Gerentes assumem papel central na adoção de IA nas empresas e enfrentam pressão por resultados
Empresas como Disney e JPMorgan monitoram e incentivam o uso de inteligência artificial entre funcionários, delegando aos gerentes a responsabilidade por impulsionar a adoção. A pressão por demonstrar eficiência com IA migrou dos discursos corporativos para avaliações de desempenho individuais, aumentando a carga sobre os gestores intermediários.
Gerentes como agentes da transformação digital
Gerentes de nível intermediário estão sendo encarregados de promover a adoção de ferramentas de inteligência artificial (IA) dentro das organizações. Segundo reportagem do Business Insider, empresas como Disney e JPMorgan implementaram sistemas para rastrear o uso de IA por funcionários, com os gestores atuando como facilitadores desse processo. Eles são responsáveis por identificar baixos índices de utilização, criar painéis de acompanhamento e sugerir aplicações práticas da tecnologia no cotidiano corporativo. A pressão por resultados tangíveis dos investimentos em IA, antes restrita a comunicados da alta liderança, agora recai sobre reuniões individuais e avaliações de desempenho.

§

INSTRUÇÕES DA TAREFA ->
Retome o texto sobre o papel dos gerentes na adoção de IA nas empresas e dê continuidade a ele a partir da última frase.

Registros do conjunto de dados ->
§

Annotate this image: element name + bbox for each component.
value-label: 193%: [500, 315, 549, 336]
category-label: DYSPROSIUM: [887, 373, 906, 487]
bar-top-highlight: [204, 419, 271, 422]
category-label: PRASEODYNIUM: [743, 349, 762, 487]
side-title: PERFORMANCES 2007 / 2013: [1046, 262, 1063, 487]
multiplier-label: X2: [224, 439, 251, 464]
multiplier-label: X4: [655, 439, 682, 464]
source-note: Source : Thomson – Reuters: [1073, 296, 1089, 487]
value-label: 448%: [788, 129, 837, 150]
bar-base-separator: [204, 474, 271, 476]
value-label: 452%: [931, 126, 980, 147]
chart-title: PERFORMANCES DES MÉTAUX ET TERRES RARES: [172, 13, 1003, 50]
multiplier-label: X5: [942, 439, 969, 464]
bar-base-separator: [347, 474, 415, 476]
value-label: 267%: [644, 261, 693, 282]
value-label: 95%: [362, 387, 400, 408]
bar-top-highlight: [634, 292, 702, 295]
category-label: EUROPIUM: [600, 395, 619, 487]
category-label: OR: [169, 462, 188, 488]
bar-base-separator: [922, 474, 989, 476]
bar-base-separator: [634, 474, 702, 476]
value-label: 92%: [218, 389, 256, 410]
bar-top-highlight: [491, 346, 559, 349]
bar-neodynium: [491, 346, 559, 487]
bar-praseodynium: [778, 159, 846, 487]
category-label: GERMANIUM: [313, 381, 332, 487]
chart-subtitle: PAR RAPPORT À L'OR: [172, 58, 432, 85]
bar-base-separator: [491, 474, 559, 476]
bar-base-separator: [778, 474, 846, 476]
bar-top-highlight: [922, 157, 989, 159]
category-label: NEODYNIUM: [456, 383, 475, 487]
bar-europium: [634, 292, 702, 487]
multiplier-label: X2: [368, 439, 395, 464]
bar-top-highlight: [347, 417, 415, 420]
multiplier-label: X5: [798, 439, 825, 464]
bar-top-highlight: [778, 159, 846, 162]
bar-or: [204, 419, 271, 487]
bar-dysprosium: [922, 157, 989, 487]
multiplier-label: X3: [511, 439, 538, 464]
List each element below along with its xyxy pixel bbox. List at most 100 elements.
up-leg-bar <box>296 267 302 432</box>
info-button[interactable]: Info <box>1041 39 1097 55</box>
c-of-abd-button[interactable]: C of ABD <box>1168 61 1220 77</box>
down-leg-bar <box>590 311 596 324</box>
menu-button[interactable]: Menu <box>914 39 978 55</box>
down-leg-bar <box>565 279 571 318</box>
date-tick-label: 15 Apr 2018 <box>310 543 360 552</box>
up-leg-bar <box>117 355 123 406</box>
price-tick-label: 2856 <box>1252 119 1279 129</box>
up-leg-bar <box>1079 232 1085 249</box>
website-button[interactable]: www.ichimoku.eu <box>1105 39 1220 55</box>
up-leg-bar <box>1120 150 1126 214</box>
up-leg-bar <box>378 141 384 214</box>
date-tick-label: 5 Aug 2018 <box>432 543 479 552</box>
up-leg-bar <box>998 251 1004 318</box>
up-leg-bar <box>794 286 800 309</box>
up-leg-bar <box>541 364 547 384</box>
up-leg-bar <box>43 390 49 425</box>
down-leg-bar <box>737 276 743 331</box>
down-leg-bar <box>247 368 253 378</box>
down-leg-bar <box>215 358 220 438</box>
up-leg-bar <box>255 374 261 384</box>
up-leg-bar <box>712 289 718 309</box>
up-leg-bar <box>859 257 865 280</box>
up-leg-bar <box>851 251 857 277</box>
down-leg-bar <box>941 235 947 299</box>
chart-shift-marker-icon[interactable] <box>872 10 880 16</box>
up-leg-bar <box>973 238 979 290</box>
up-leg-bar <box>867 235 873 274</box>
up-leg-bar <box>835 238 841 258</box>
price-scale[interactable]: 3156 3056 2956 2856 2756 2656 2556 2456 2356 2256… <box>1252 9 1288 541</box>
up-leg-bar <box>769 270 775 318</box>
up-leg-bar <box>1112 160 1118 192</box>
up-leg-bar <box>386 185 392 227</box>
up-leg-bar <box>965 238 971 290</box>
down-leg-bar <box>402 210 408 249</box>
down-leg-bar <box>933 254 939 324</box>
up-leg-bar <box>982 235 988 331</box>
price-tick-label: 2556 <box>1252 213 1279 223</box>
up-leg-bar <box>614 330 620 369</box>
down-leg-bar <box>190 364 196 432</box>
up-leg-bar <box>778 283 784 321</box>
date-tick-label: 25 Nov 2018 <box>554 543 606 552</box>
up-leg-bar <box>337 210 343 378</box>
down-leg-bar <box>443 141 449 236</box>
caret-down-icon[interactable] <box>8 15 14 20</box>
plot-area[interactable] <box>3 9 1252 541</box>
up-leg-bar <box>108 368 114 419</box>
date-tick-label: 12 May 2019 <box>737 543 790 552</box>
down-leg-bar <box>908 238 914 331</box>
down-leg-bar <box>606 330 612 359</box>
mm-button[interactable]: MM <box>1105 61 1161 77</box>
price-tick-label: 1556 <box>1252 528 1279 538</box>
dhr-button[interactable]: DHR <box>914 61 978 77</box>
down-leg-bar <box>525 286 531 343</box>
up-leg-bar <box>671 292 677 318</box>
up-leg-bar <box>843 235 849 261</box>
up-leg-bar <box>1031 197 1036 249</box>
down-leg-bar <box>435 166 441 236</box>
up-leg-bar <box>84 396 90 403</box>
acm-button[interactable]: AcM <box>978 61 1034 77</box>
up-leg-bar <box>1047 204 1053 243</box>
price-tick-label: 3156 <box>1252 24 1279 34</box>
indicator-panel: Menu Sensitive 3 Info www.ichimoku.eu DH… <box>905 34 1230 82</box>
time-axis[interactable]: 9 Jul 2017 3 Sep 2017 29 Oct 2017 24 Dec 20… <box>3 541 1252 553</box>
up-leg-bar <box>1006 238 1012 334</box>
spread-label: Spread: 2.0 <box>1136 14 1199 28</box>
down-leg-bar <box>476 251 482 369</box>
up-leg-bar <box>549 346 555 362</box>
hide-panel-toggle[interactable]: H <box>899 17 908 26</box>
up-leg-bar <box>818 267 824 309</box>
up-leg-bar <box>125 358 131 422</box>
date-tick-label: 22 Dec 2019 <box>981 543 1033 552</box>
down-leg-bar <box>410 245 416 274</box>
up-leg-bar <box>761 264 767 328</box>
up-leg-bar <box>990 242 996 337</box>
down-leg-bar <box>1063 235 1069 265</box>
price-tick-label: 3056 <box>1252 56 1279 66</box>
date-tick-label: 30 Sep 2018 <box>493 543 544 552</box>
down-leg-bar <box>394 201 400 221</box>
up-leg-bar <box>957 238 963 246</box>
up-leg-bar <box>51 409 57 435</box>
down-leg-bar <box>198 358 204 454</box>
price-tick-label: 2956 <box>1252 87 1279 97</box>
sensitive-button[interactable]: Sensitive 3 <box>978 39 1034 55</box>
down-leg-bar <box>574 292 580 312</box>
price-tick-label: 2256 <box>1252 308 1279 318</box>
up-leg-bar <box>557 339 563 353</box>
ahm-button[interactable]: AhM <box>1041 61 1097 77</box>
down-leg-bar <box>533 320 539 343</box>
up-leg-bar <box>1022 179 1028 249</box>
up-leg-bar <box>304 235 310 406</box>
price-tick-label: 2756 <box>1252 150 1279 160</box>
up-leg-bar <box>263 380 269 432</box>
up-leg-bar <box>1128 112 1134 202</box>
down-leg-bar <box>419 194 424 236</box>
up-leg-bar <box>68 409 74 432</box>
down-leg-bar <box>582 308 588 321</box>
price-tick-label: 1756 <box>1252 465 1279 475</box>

§

RESPOSTA DO EXERCÍCIO ->
Impacto nas dinâmicas de trabalho
A tarefa de impulsionar a adoção de IA soma-se às já existentes demandas por eficiência, em um contexto de redução de quadros gerenciais — fenômeno descrito como 'Great Flattening'. Um engenheiro de software da JPMorgan relatou que, em reuniões diárias e semanais, seu gerente reforça a necessidade de utilizar ferramentas de IA disponíveis. Empresas como a Coinbase, que anunciou corte de 14% de sua equipe em maio de 2026, justificaram as demissões citando ganhos de produtividade proporcionados pela IA. Os gerentes, porém, enfrentam o desafio de equilibrar essas expectativas com a sobrecarga de funções, em um cenário onde a resistência à tecnologia pode refletir negativamente em suas próprias avaliações.